▶ _Consegna e requisiti_
Ricopia per intero e senza alcuna modifica il brano sulle retribuzioni contrattuali.

▶ _Brano estratto_
┌──

Secondo le elaborazioni Istat sulle retribuzioni contrattuali nel secondo trimestre 2023 il settore che ha beneficiato maggiormente dell’aumento dell’indice delle retribuzioni contrattuali orarie a giugno scorso è stato quello dei lavoratori della P.A. con il 4,4% rispetto all’1,6% dei servizi privati.

 

Tuttavia, se si analizzano i dati più da vicino risulta evidente che si devono considerare altri fattori determinanti come l’inflazione.

 

Infatti, per i dipendenti dello Stato la coperta degli aumenti è troppo corta e da sola non basta a proteggerli dall’inflazione. Tra il 2013 e il 2022 le retribuzioni nella P.A. sono cresciute del 6,1%, contro un’inflazione superiore al 13%. Il rincaro dei prezzi ha quindi più che doppiato gli aumenti.

 

Discorso diverso nel privato, dove sempre tra il 2013 e il 2022 si sono registrati incrementi ben più sostanziosi: per esempio nell’industria sono stati superiori al 13%, mentre nei servizi hanno rasentato il 10%.

└──

▶ _Dati registrati_
┌──

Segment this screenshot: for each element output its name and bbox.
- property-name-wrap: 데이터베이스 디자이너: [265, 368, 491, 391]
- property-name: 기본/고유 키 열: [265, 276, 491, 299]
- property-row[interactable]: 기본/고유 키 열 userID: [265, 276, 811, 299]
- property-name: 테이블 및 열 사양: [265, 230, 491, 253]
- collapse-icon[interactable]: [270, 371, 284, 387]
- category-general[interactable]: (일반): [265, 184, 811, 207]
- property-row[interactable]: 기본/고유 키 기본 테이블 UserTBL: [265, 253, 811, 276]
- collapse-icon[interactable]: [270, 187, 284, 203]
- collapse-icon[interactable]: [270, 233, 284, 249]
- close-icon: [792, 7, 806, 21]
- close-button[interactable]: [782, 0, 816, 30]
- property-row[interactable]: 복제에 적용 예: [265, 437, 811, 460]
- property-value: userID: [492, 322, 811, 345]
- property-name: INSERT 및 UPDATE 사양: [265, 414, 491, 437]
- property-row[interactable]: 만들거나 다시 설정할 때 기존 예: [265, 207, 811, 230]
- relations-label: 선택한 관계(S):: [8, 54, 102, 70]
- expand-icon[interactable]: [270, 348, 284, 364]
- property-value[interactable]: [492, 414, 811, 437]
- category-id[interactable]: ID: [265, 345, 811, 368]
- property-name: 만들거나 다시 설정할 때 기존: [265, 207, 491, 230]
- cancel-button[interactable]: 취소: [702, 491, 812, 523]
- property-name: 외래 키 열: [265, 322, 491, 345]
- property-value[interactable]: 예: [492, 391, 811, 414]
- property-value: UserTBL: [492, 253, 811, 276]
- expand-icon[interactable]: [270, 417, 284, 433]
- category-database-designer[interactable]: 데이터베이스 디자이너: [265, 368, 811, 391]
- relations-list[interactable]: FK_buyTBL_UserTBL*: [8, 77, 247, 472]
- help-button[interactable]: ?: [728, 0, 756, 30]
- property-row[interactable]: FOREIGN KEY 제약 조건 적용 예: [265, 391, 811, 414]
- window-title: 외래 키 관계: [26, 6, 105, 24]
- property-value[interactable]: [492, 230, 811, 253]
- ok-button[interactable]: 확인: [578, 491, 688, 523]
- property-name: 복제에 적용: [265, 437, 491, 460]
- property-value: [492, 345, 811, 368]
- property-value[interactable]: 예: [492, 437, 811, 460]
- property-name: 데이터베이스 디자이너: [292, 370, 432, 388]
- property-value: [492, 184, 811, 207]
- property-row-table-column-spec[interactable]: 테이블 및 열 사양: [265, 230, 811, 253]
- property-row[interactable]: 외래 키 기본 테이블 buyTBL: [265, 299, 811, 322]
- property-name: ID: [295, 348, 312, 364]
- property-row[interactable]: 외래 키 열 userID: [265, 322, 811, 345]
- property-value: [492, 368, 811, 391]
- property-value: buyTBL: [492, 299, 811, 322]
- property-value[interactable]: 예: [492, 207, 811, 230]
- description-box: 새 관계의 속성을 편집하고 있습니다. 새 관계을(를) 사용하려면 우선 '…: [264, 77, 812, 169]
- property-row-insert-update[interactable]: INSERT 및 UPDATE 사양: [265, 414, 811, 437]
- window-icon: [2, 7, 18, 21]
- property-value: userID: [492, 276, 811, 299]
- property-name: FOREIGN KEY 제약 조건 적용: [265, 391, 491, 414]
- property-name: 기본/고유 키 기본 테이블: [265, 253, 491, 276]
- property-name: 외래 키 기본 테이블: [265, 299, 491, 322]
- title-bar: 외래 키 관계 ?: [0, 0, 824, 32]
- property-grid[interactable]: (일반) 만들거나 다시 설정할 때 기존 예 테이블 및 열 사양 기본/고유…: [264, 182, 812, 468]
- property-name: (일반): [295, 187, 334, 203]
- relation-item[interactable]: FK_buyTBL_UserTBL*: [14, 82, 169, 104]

└──

▶ _Esito della prova_
Secondo le elaborazioni Istat sulle retribuzioni contrattuali nel secondo trimestre 2023 il settore che ha beneficiato maggiormente dell’aumento dell’indice delle retribuzioni contrattuali orarie a giugno scorso è stato quello dei lavoratori della P.A. con il 4,4% rispetto all’1,6% dei servizi privati.

 

Tuttavia, se si analizzano i dati più da vicino risulta evidente che si devono considerare altri fattori determinanti come l’inflazione.

 

Infatti, per i dipendenti dello Stato la coperta degli aumenti è troppo corta e da sola non basta a proteggerli dall’inflazione. Tra il 2013 e il 2022 le retribuzioni nella P.A. sono cresciute del 6,1%, contro un’inflazione superiore al 13%. Il rincaro dei prezzi ha quindi più che doppiato gli aumenti.

 

Discorso diverso nel privato, dove sempre tra il 2013 e il 2022 si sono registrati incrementi ben più sostanziosi: per esempio nell’industria sono stati superiori al 13%, mentre nei servizi hanno rasentato il 10%.